▶ **What is asked**: Find the string "labels" in the listing and report every line that has it.

Dataset entries on figures
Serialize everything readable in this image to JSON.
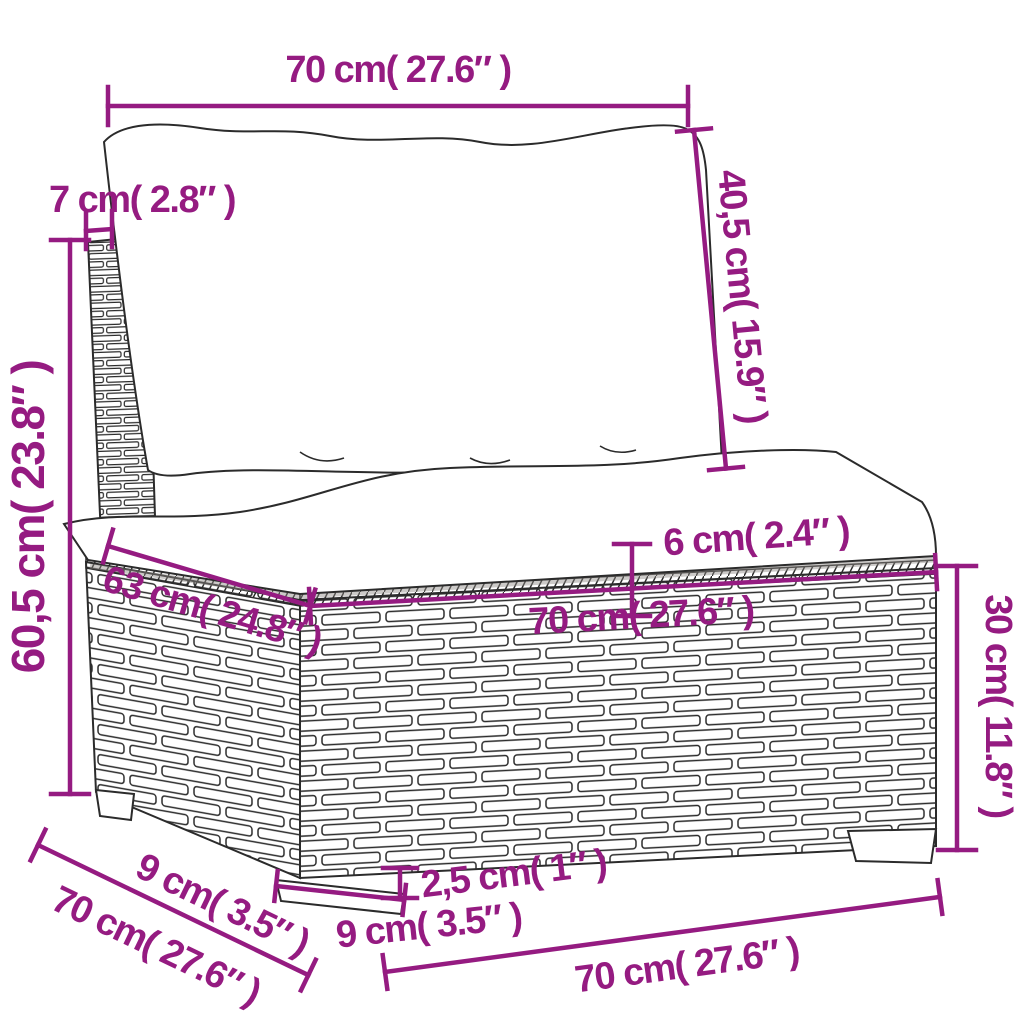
{
  "diagram": {
    "subject": "poly rattan sofa middle section with cushions",
    "accent_color": "#951b81",
    "outline_color": "#2b2b2b",
    "background_color": "#ffffff"
  },
  "labels": {
    "back_cushion_width": "70 cm( 27.6″ )",
    "back_cushion_height": "40,5 cm( 15.9″ )",
    "back_panel_thickness": "7 cm( 2.8″ )",
    "total_height": "60,5 cm( 23.8″ )",
    "seat_depth": "63 cm( 24.8″ )",
    "seat_width": "70 cm( 27.6″ )",
    "seat_cushion_thickness": "6 cm( 2.4″ )",
    "base_height": "30 cm( 11.8″ )",
    "leg_side_width": "9 cm( 3.5″ )",
    "total_depth": "70 cm( 27.6″ )",
    "leg_height": "2,5 cm( 1″ )",
    "leg_front_width": "9 cm( 3.5″ )",
    "total_width": "70 cm( 27.6″ )"
  }
}
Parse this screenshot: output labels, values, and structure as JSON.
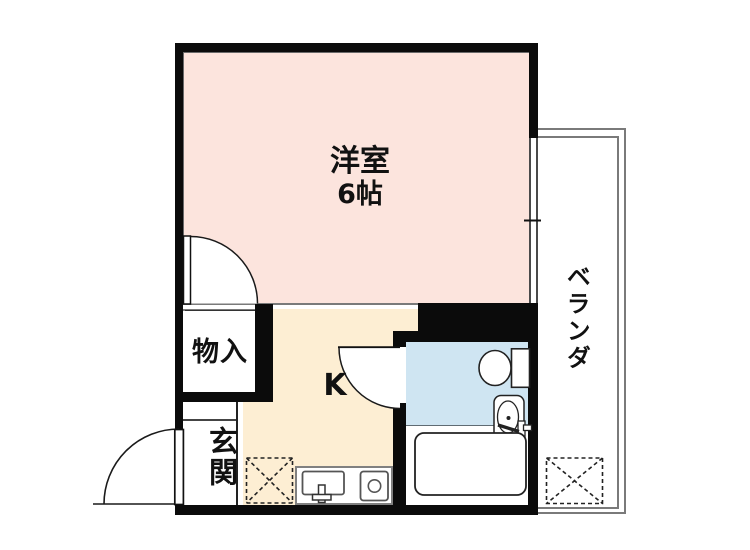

▶ **Solution to the exercise**:
  "labels": {
Parse this screenshot: output labels, values, and structure as JSON.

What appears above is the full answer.